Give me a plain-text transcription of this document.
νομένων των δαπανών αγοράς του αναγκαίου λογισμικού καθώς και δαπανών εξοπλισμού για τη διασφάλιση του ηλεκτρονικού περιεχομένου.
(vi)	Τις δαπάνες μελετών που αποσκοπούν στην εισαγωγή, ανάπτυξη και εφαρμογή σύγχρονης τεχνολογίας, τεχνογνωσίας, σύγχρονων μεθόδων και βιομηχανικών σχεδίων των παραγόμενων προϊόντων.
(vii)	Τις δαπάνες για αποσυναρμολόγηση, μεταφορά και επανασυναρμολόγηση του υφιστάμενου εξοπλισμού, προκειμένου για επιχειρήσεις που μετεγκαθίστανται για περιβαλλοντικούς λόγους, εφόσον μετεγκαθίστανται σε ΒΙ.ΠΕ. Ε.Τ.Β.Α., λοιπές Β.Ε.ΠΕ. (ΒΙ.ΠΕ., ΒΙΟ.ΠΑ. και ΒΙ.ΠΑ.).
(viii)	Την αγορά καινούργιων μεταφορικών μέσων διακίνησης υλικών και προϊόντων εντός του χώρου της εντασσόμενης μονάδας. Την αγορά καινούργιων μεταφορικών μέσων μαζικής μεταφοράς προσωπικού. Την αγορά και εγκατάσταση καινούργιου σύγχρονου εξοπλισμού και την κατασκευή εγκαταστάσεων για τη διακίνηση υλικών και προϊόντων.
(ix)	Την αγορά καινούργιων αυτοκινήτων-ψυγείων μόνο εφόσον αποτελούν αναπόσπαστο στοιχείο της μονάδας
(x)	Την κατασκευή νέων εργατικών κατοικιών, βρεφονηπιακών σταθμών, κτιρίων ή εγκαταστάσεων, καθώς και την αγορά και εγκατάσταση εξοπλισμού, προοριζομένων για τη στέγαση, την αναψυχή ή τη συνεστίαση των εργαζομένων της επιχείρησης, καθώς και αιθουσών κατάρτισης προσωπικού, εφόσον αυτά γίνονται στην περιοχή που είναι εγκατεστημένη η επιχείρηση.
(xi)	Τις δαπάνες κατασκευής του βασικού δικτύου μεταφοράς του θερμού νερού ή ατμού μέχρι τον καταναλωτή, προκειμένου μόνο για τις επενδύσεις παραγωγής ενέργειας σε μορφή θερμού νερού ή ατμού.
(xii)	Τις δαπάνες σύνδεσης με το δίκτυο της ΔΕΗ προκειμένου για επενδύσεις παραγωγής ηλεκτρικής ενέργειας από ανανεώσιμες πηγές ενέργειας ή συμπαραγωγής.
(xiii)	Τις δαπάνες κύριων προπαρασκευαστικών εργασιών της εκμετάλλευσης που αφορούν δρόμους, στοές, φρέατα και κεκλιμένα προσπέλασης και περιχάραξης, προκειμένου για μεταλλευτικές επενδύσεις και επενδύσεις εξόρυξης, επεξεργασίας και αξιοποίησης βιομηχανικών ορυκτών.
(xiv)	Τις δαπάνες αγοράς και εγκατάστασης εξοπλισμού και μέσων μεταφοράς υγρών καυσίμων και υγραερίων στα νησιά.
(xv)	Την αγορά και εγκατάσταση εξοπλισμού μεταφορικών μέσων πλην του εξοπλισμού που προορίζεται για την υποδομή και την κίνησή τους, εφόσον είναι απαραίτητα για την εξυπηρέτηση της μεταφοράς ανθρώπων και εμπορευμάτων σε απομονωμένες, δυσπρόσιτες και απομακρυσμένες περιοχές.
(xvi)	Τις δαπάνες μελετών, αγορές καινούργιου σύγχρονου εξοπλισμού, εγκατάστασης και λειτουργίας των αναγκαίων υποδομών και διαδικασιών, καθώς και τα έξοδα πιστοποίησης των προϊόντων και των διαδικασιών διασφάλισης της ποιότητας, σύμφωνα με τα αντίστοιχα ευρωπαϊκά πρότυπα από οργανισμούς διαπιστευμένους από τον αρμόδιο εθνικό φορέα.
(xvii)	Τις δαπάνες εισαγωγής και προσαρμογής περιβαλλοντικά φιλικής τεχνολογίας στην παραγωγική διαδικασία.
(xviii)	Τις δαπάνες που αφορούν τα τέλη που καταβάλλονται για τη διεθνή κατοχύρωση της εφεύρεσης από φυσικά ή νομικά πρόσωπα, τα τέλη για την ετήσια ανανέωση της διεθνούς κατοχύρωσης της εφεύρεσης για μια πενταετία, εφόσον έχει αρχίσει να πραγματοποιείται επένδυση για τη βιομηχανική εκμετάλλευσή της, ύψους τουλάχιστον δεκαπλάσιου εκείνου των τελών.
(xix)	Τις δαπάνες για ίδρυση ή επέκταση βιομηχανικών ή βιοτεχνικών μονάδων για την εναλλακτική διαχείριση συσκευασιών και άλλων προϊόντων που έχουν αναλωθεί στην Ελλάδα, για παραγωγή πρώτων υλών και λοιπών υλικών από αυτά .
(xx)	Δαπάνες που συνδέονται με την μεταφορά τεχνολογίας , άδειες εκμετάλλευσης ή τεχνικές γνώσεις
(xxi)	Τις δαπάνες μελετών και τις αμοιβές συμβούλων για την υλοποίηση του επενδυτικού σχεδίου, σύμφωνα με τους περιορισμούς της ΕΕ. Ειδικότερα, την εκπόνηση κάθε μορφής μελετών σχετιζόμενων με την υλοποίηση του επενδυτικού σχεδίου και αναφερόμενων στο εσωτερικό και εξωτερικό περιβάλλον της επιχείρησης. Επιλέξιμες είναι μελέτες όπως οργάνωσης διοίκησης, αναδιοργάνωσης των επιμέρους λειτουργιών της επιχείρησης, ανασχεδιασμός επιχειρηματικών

THE PROBLEM = Check all the records above and select each line where the string "επιχείρησης" is found.

ANSWER TO THIS PROBLEM =
(x)	Την κατασκευή νέων εργατικών κατοικιών, βρεφονηπιακών σταθμών, κτιρίων ή εγκαταστάσεων, καθώς και την αγορά και εγκατάσταση εξοπλισμού, προοριζομένων για τη στέγαση, την αναψυχή ή τη συνεστίαση των εργαζομένων της επιχείρησης, καθώς και αιθουσών κατάρτισης προσωπικού, εφόσον αυτά γίνονται στην περιοχή που είναι εγκατεστημένη η επιχείρηση.
(xxi)	Τις δαπάνες μελετών και τις αμοιβές συμβούλων για την υλοποίηση του επενδυτικού σχεδίου, σύμφωνα με τους περιορισμούς της ΕΕ. Ειδικότερα, την εκπόνηση κάθε μορφής μελετών σχετιζόμενων με την υλοποίηση του επενδυτικού σχεδίου και αναφερόμενων στο εσωτερικό και εξωτερικό περιβάλλον της επιχείρησης. Επιλέξιμες είναι μελέτες όπως οργάνωσης διοίκησης, αναδιοργάνωσης των επιμέρους λειτουργιών της επιχείρησης, ανασχεδιασμός επιχειρηματικών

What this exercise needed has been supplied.